A block of data:
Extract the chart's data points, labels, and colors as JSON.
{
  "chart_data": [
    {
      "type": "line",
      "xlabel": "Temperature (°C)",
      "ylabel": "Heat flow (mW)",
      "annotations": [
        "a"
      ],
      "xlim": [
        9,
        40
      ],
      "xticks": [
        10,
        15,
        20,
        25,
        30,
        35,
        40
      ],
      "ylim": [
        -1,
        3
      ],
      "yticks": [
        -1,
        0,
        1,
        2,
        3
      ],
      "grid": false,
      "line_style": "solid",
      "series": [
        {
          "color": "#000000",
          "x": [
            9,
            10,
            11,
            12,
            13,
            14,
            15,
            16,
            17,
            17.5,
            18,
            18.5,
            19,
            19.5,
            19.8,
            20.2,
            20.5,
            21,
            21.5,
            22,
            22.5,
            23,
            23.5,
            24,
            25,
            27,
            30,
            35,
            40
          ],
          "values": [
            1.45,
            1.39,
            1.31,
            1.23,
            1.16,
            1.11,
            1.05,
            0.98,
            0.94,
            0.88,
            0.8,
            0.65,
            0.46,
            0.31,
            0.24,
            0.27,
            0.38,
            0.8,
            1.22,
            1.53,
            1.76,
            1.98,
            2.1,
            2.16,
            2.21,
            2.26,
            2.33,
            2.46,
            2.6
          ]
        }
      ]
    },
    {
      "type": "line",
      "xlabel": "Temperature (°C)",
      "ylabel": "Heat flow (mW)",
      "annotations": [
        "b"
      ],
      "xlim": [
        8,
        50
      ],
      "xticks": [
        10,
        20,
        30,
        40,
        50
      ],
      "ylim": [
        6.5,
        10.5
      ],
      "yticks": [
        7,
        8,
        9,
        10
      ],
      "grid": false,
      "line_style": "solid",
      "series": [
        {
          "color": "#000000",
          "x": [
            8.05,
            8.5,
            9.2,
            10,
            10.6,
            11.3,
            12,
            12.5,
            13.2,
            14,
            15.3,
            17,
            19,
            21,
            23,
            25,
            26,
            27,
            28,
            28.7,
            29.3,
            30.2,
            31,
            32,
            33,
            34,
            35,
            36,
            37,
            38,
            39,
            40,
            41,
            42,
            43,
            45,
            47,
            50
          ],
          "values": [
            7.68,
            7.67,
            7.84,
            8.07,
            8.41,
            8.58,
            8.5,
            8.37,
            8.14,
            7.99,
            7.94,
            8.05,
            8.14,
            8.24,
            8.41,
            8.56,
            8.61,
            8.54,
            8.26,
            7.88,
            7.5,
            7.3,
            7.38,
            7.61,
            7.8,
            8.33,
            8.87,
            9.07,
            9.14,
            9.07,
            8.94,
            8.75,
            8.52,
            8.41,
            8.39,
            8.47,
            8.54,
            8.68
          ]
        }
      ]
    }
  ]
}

---

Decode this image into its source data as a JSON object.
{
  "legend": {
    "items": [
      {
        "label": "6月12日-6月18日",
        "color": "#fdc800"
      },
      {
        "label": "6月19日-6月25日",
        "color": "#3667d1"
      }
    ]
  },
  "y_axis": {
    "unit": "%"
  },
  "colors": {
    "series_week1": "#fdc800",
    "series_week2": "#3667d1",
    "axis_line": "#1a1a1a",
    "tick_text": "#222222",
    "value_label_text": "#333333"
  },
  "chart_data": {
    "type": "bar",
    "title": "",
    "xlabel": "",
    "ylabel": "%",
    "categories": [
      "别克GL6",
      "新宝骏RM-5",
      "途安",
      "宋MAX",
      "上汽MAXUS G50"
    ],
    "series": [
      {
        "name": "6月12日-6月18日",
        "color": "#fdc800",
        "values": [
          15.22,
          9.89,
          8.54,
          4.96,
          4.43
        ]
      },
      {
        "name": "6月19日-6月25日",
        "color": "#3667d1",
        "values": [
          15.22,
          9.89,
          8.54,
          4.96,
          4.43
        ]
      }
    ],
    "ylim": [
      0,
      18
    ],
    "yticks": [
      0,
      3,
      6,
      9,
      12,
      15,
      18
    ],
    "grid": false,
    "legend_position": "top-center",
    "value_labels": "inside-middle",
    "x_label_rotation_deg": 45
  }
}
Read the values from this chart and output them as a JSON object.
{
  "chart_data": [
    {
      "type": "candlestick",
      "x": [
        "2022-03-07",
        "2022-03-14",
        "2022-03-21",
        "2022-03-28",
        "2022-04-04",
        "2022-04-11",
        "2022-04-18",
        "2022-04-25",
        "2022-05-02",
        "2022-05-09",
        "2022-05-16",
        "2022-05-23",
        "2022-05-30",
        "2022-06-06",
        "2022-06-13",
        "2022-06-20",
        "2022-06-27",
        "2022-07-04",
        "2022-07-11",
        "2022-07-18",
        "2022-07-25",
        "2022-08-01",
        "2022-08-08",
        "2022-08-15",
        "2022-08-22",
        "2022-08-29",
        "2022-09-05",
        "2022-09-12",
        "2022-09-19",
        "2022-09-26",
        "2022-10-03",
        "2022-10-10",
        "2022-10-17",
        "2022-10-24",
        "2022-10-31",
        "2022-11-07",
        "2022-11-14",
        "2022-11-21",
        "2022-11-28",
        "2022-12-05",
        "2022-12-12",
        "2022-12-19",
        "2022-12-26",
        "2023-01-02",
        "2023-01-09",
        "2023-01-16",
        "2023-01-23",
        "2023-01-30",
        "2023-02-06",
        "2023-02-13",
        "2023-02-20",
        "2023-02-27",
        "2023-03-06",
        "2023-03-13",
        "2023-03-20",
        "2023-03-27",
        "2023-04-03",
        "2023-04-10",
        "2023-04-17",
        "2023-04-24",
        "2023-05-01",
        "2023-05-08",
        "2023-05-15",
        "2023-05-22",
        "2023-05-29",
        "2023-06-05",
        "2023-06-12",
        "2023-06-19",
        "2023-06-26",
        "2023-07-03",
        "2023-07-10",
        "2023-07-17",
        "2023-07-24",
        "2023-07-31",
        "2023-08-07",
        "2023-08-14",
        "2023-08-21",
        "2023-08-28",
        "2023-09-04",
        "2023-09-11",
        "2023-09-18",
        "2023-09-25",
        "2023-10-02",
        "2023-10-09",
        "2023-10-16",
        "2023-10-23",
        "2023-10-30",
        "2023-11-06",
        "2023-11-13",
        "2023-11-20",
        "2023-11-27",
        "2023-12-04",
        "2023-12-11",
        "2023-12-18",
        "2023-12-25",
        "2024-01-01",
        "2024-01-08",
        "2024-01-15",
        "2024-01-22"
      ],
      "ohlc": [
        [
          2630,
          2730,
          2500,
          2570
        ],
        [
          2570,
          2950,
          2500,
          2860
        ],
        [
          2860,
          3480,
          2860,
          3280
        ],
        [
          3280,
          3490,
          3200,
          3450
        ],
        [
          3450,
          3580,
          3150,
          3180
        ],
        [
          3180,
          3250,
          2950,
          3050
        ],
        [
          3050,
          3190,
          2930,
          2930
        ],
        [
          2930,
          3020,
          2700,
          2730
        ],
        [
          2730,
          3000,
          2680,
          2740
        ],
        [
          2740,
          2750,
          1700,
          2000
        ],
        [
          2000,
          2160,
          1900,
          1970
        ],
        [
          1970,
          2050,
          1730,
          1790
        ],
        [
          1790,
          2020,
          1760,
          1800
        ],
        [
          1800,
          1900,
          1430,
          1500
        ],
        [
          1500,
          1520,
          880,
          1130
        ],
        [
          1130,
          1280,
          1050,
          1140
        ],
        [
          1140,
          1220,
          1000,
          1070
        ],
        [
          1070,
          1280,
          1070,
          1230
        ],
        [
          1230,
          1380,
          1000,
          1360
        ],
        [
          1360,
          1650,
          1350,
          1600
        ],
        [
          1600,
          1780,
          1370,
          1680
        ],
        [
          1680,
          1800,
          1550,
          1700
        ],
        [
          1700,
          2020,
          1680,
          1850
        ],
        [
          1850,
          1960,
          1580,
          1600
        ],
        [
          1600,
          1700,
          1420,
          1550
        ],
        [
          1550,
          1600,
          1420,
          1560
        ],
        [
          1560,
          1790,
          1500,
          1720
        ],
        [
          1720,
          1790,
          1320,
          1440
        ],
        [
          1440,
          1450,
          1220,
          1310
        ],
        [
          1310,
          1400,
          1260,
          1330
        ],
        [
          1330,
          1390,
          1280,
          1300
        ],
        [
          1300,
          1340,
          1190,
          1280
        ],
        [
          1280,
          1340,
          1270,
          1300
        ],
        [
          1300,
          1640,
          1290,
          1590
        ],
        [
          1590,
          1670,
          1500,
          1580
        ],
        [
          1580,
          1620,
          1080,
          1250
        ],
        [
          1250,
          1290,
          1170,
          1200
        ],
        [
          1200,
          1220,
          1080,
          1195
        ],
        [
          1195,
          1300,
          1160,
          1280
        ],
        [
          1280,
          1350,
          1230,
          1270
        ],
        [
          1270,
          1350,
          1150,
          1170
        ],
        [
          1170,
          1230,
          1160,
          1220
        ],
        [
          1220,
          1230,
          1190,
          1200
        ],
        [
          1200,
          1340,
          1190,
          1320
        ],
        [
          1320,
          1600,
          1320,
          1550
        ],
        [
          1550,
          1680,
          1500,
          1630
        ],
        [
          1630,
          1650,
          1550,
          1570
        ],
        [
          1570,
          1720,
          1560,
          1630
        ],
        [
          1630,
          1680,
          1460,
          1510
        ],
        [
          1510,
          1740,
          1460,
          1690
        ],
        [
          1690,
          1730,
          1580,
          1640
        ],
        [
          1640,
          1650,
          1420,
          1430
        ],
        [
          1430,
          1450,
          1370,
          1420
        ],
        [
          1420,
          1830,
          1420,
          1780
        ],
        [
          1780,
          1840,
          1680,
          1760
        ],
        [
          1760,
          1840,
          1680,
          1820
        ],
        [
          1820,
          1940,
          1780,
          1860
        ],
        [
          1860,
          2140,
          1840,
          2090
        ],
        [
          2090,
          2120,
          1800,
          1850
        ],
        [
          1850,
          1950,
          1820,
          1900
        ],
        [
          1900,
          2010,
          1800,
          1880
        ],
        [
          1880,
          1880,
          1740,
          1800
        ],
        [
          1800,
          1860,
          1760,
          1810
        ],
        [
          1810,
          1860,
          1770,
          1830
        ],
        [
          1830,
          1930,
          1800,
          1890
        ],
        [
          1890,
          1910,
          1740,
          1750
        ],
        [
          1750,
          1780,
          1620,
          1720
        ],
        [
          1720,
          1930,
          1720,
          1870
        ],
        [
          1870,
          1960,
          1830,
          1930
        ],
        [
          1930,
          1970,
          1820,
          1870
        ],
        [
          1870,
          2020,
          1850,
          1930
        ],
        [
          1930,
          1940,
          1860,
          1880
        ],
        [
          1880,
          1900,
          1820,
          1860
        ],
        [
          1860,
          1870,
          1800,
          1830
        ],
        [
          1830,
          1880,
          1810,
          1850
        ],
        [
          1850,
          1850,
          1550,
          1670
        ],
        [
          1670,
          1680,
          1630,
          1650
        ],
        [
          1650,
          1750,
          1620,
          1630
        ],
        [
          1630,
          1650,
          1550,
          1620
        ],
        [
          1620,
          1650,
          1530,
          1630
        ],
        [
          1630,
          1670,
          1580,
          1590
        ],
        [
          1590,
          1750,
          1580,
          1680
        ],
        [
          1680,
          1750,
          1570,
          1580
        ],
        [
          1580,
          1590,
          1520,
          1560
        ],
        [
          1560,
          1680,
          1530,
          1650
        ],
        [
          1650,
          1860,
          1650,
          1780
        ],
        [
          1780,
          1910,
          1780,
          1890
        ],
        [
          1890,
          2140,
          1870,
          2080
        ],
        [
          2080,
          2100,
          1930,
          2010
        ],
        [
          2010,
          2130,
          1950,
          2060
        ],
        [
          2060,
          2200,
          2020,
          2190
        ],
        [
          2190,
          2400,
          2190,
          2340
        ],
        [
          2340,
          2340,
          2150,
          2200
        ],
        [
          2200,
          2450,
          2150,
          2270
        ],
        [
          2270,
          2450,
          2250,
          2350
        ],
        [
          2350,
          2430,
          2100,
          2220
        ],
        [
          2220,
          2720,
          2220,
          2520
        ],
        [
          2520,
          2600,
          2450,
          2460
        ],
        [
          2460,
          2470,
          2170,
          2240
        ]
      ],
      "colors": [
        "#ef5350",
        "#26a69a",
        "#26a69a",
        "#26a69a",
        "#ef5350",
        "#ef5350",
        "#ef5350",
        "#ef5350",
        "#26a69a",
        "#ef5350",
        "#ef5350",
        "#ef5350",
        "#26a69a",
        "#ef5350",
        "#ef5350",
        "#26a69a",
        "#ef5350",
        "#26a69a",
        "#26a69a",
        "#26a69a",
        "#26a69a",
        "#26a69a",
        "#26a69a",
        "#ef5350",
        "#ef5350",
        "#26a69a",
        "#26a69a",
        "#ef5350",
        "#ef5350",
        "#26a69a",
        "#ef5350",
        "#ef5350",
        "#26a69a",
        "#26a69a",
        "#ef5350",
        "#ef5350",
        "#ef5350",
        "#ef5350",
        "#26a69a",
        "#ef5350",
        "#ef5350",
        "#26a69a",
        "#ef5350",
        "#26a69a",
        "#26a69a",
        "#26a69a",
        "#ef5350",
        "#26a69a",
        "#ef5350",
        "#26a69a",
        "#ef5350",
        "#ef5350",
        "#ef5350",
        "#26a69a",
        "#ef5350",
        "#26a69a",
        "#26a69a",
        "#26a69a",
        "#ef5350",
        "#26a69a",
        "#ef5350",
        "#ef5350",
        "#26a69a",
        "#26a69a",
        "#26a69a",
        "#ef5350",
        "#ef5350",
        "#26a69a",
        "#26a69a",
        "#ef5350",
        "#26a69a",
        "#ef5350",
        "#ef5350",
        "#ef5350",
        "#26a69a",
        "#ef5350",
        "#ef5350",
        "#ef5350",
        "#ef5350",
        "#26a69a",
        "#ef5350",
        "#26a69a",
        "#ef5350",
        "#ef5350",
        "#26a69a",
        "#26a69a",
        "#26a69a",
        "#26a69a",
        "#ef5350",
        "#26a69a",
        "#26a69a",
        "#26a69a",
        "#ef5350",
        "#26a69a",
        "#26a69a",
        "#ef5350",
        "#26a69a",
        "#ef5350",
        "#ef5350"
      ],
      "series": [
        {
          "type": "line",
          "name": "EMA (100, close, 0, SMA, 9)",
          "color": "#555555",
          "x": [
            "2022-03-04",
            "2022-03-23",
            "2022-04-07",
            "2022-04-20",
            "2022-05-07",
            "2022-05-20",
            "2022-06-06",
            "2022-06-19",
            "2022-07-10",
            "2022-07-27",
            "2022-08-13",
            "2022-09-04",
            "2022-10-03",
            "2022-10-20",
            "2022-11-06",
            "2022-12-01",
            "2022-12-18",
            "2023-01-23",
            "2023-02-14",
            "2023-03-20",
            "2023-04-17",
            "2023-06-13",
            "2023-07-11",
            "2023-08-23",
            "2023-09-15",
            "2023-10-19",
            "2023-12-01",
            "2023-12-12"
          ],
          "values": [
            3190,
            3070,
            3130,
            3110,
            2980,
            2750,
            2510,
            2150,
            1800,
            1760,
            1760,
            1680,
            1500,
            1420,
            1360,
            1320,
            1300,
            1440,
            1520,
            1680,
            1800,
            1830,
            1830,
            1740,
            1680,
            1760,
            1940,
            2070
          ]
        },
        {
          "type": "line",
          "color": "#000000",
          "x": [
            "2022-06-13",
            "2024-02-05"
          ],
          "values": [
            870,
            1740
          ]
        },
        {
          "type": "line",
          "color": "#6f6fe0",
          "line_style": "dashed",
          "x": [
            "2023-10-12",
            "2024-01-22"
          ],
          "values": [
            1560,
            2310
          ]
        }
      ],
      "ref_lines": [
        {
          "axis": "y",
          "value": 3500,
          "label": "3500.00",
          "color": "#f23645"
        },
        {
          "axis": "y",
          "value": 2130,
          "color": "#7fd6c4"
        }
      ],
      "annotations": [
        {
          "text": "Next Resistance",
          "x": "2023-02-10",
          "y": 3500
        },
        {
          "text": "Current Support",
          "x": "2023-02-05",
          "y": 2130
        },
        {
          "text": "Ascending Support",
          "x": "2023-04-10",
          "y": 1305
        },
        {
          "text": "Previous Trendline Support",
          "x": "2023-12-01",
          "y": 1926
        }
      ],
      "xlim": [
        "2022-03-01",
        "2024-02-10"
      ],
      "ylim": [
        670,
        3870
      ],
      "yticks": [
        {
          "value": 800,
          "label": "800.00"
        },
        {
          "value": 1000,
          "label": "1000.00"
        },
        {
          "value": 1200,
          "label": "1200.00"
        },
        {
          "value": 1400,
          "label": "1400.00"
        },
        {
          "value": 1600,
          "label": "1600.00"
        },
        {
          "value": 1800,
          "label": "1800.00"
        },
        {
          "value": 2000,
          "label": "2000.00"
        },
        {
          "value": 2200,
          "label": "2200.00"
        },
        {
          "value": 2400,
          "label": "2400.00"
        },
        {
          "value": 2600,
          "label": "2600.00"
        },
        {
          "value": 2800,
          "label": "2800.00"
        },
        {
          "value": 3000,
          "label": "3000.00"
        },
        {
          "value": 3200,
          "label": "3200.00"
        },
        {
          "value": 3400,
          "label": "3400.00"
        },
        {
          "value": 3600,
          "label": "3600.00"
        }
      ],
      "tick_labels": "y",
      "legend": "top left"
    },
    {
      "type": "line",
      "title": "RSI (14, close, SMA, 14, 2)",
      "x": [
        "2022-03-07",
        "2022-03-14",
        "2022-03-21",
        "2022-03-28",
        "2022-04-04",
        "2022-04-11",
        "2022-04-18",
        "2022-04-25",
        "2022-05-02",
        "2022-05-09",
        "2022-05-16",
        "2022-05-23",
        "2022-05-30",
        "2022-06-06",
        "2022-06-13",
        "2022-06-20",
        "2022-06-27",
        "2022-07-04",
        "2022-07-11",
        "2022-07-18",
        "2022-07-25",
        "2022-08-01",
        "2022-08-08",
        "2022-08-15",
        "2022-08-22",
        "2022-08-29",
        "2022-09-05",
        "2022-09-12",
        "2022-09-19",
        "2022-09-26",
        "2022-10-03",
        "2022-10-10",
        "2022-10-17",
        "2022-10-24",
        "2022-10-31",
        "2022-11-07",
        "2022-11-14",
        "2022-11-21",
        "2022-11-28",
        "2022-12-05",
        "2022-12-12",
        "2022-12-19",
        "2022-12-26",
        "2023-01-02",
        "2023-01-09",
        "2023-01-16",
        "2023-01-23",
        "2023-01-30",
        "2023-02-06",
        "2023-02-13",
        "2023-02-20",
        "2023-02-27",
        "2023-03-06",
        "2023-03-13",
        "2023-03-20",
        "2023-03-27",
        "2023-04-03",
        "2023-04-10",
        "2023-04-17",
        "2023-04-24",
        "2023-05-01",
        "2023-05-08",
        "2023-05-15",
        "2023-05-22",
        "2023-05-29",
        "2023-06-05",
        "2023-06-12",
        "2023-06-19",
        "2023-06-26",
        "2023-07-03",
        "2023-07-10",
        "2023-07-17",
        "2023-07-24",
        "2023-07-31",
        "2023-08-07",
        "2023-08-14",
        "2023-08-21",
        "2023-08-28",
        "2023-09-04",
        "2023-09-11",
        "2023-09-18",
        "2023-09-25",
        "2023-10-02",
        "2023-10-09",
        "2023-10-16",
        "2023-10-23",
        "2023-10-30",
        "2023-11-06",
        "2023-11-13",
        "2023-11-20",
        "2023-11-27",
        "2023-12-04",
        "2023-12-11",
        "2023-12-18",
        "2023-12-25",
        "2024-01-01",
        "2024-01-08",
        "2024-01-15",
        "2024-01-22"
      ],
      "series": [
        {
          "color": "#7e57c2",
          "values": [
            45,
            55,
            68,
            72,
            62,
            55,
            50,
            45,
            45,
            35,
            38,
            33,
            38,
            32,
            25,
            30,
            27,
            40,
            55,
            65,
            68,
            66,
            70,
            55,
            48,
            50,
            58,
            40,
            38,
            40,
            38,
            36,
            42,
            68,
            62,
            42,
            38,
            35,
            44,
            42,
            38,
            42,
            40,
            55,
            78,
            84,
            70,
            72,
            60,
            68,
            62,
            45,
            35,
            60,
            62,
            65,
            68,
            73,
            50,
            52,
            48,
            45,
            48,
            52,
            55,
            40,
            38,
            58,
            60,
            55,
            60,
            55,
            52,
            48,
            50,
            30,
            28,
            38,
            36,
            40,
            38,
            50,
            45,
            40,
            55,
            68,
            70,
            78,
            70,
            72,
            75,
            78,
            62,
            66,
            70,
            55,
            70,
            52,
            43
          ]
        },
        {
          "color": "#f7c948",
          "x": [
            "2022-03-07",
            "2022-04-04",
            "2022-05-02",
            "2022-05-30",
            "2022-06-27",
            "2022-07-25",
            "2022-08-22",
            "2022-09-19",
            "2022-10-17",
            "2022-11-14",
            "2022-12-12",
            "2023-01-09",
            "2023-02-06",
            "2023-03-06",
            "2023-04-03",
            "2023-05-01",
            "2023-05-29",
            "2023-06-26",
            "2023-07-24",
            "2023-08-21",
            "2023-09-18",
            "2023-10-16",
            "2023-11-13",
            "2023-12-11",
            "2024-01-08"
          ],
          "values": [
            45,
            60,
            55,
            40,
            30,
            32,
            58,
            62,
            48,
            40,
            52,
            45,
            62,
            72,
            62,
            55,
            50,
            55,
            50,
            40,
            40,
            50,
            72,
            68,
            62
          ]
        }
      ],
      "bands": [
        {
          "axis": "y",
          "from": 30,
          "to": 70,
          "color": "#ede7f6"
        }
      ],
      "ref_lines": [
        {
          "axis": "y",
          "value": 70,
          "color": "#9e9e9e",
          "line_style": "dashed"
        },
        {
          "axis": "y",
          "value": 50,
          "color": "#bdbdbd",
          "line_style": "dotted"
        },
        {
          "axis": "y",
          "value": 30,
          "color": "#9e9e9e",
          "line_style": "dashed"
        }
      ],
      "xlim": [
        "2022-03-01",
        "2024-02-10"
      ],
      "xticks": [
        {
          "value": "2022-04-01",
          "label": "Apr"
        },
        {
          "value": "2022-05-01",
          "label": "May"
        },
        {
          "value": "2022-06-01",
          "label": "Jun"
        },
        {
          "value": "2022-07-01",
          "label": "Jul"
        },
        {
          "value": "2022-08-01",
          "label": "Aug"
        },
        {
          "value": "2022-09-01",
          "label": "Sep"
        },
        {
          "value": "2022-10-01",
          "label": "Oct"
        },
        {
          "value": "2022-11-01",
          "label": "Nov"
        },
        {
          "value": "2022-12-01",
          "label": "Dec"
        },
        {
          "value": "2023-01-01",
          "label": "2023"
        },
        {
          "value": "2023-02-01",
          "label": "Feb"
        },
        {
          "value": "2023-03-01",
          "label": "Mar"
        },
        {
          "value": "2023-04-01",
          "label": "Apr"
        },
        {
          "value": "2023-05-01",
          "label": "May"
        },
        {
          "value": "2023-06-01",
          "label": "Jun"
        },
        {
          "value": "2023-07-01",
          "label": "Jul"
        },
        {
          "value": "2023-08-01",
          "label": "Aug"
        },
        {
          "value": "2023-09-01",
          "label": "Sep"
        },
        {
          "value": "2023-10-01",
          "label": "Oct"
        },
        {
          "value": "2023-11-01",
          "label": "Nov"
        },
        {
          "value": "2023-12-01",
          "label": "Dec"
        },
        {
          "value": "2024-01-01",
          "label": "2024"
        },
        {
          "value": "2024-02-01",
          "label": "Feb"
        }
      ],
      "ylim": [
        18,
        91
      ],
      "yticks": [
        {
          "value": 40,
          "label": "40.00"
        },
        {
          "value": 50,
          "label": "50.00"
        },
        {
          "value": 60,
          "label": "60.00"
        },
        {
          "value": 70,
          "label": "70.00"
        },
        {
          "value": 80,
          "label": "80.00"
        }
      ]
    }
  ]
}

**WHAT YOU HAVE TO DO:** Out of the preceding entries, pull every line containing the string "name".

**ANSWER TO THE TASK:**
        "name": "6月12日-6月18日",
        "name": "6月19日-6月25日",
          "name": "EMA (100, close, 0, SMA, 9)",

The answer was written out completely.